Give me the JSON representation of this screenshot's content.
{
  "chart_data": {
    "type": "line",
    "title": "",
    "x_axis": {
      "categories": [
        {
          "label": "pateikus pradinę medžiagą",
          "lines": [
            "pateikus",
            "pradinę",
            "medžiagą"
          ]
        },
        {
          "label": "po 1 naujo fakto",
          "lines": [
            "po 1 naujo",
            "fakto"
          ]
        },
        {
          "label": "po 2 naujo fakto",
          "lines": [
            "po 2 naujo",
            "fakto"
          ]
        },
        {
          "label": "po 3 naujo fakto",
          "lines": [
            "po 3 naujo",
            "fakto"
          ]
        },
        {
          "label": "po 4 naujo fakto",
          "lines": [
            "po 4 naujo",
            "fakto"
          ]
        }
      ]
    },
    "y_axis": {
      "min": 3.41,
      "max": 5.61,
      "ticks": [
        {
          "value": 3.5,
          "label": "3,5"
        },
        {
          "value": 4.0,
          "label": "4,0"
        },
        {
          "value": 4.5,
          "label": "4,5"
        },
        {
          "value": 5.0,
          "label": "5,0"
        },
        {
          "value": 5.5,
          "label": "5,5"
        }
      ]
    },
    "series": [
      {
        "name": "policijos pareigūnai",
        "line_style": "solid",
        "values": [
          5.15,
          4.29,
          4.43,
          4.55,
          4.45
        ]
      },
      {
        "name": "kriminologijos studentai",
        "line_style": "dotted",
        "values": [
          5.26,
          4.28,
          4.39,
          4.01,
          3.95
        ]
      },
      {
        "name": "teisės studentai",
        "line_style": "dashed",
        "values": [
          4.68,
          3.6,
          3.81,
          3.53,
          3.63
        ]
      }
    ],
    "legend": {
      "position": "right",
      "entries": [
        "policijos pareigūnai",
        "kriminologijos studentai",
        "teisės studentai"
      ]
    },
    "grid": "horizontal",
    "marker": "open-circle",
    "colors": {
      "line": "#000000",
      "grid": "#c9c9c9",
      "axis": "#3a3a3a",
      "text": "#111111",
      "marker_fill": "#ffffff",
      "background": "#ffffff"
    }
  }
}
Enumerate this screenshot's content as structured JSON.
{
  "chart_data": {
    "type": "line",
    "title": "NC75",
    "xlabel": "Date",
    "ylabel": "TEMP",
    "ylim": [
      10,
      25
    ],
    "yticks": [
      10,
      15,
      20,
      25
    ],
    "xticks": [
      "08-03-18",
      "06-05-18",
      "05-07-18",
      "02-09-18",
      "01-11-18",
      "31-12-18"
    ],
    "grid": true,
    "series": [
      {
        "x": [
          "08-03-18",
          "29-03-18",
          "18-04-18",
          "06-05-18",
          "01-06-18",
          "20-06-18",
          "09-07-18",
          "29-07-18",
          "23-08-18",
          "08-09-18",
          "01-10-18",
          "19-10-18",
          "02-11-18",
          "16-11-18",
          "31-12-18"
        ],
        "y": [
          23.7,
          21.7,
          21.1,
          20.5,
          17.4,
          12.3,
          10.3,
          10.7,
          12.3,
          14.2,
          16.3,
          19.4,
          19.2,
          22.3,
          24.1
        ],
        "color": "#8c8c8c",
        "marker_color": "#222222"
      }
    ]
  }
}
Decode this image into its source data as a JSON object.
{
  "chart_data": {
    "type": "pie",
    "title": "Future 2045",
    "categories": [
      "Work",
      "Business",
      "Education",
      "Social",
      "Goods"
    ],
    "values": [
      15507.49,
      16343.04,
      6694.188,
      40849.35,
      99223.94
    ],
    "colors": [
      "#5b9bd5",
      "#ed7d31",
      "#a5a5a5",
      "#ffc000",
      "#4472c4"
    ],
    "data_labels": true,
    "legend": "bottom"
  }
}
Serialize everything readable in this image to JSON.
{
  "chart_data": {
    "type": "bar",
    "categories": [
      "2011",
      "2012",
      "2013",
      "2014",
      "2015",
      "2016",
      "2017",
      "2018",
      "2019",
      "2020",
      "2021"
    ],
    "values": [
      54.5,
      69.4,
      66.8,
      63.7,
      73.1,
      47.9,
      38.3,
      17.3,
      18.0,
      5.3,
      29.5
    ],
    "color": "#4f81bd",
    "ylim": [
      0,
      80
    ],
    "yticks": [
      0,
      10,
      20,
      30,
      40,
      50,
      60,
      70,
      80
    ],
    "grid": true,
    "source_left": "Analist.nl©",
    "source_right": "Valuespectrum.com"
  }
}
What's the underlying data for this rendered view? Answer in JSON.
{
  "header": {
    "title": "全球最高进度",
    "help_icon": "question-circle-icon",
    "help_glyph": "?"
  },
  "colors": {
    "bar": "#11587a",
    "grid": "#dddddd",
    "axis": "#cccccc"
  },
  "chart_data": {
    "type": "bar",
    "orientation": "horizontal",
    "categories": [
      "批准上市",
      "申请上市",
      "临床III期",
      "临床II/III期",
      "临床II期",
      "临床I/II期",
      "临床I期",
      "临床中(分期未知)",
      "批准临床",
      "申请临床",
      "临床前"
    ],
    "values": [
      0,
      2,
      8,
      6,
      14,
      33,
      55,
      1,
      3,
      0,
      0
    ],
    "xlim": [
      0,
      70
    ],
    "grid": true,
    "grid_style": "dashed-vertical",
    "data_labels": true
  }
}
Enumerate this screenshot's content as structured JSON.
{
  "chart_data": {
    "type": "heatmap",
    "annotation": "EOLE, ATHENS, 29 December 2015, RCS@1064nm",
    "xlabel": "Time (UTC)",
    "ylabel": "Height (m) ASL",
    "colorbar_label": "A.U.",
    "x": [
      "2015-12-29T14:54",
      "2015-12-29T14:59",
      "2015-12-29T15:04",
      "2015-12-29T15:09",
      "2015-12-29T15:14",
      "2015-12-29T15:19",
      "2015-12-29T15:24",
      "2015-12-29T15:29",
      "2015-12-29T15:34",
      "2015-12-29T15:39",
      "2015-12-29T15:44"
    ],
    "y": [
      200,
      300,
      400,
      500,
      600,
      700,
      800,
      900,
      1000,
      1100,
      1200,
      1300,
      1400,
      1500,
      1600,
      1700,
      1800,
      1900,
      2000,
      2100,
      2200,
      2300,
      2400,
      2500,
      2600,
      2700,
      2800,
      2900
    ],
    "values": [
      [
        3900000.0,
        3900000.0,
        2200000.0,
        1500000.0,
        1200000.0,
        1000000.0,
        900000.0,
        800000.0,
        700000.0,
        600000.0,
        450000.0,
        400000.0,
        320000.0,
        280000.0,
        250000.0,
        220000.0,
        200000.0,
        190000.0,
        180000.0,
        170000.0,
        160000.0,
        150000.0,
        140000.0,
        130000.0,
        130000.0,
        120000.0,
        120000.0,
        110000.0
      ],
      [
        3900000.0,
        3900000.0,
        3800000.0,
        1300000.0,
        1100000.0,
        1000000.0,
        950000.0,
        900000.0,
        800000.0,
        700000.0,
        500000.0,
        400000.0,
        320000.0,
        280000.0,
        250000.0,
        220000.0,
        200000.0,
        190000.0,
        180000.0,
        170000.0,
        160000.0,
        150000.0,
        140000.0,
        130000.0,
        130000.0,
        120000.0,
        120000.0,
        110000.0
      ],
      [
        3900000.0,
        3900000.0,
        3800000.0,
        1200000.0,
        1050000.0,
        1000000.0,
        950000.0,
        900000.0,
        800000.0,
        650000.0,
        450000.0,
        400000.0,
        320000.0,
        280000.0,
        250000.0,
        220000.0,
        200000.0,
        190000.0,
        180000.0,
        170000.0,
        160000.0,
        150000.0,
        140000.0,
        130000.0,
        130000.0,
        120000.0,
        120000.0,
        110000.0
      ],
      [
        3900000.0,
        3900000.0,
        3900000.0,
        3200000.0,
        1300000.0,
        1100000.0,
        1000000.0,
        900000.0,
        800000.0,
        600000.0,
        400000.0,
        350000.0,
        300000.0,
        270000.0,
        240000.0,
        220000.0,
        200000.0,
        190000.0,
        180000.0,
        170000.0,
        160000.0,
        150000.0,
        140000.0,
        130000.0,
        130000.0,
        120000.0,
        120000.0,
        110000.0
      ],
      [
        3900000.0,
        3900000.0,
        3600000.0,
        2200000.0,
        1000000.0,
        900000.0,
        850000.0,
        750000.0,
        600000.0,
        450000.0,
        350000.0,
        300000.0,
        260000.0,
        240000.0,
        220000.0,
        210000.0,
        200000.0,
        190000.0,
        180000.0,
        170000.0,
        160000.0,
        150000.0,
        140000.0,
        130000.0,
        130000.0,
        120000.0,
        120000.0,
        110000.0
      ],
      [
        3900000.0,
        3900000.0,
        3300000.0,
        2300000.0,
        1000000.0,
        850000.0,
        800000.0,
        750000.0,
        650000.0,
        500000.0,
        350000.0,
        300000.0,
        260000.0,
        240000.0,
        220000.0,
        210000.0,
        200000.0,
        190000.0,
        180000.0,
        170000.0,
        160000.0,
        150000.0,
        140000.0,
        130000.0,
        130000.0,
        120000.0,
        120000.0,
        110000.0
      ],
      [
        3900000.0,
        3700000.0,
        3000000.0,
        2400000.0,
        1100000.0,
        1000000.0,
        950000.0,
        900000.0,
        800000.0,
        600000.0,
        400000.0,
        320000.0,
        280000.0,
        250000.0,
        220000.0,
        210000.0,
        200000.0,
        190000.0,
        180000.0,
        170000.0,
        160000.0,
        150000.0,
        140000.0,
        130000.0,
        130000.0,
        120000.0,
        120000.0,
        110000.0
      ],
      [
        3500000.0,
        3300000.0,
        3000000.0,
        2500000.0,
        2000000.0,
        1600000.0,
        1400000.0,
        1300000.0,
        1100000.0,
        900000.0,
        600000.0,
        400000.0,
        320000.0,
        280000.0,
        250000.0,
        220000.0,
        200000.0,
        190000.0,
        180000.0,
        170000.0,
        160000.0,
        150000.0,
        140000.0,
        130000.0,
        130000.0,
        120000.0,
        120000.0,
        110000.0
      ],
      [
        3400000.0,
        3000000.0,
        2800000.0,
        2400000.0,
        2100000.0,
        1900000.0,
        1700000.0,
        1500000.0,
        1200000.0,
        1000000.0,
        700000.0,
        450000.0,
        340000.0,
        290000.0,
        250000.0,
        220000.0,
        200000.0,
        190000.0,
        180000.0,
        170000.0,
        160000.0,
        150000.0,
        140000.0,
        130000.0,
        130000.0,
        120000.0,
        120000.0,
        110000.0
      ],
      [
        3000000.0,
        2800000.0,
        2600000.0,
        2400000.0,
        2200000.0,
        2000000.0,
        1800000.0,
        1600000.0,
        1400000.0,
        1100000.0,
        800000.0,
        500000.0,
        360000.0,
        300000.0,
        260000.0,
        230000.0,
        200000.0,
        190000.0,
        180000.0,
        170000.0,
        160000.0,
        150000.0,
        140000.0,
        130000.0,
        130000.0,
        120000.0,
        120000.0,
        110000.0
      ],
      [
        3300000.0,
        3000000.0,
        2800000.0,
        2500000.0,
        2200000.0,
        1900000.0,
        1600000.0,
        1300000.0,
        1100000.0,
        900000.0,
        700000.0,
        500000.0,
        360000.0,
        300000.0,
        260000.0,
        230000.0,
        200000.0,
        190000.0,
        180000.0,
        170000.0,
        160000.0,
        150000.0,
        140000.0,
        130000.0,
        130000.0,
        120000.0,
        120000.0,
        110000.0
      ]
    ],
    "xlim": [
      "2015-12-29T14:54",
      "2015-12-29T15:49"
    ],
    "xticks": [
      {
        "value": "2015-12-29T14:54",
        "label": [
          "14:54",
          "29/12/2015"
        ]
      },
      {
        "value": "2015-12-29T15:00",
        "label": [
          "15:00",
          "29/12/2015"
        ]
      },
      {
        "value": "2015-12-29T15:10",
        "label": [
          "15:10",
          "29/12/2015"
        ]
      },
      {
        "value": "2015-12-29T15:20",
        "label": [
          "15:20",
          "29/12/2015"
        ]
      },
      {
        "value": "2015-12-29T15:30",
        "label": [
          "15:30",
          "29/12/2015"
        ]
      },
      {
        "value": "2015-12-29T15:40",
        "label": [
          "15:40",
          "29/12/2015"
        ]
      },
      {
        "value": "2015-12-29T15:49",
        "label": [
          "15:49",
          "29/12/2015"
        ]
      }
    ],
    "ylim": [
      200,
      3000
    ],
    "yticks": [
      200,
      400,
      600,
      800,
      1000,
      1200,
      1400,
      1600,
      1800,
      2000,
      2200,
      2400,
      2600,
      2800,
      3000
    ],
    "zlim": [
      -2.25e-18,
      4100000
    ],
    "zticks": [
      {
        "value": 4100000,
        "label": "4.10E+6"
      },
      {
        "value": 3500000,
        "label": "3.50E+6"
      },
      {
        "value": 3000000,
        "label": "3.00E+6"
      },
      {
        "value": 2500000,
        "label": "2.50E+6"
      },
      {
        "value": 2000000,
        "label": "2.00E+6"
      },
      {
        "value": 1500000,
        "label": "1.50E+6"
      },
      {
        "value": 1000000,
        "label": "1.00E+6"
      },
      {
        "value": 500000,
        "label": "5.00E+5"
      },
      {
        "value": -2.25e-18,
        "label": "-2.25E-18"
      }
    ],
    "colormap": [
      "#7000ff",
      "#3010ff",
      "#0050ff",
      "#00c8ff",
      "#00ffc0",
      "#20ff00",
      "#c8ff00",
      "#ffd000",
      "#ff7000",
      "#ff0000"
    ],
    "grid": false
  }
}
+++++
## Work to be completed
In the listing above, locate each line with "pateikus" and copy it.

## Worked answer
          "label": "pateikus pradinę medžiagą",
            "pateikus",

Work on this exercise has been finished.